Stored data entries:
--- Begin ---

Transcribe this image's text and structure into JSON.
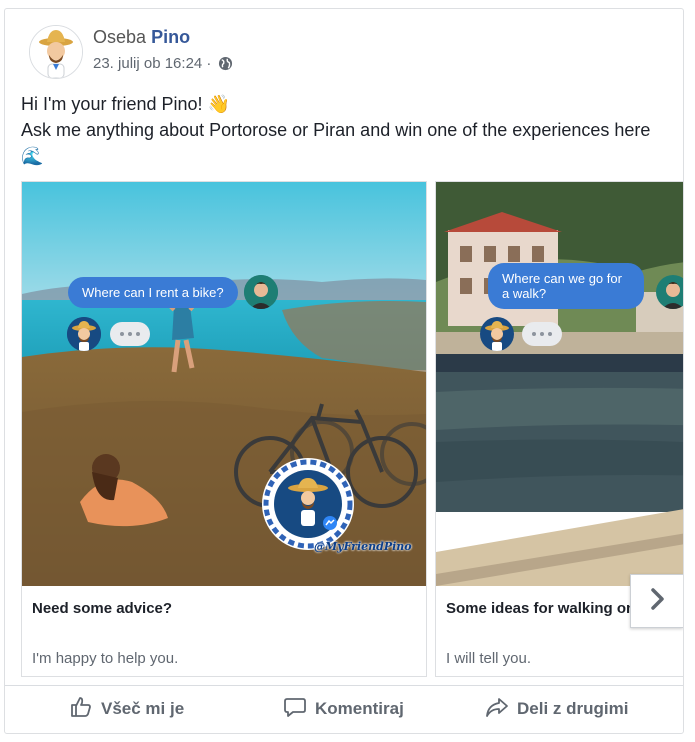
{
  "post": {
    "author_first": "Oseba",
    "author_last": "Pino",
    "timestamp": "23. julij ob 16:24 ·",
    "privacy_icon": "globe-icon",
    "text_line1": "Hi I'm your friend Pino! 👋",
    "text_line2": "Ask me anything about Portorose or Piran and win one of the experiences here 🌊"
  },
  "cards": [
    {
      "bubble": "Where can I rent a bike?",
      "title": "Need some advice?",
      "description": "I'm happy to help you.",
      "signature": "@MyFriendPino"
    },
    {
      "bubble": "Where can we go for a walk?",
      "title": "Some ideas for walking on the",
      "description": "I will tell you."
    }
  ],
  "actions": {
    "like": "Všeč mi je",
    "comment": "Komentiraj",
    "share": "Deli z drugimi"
  },
  "colors": {
    "link": "#365899",
    "chat_bubble": "#3a7bd5",
    "muted_text": "#606770"
  }
}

--- End ---

### Your goal
Copy the records exactly. Skip the pictures.

### Output of the exercise
Transcribe this image's text and structure into JSON.
{
  "post": {
    "author_first": "Oseba",
    "author_last": "Pino",
    "timestamp": "23. julij ob 16:24 ·",
    "privacy_icon": "globe-icon",
    "text_line1": "Hi I'm your friend Pino! 👋",
    "text_line2": "Ask me anything about Portorose or Piran and win one of the experiences here 🌊"
  },
  "cards": [
    {
      "bubble": "Where can I rent a bike?",
      "title": "Need some advice?",
      "description": "I'm happy to help you.",
      "signature": "@MyFriendPino"
    },
    {
      "bubble": "Where can we go for a walk?",
      "title": "Some ideas for walking on the",
      "description": "I will tell you."
    }
  ],
  "actions": {
    "like": "Všeč mi je",
    "comment": "Komentiraj",
    "share": "Deli z drugimi"
  },
  "colors": {
    "link": "#365899",
    "chat_bubble": "#3a7bd5",
    "muted_text": "#606770"
  }
}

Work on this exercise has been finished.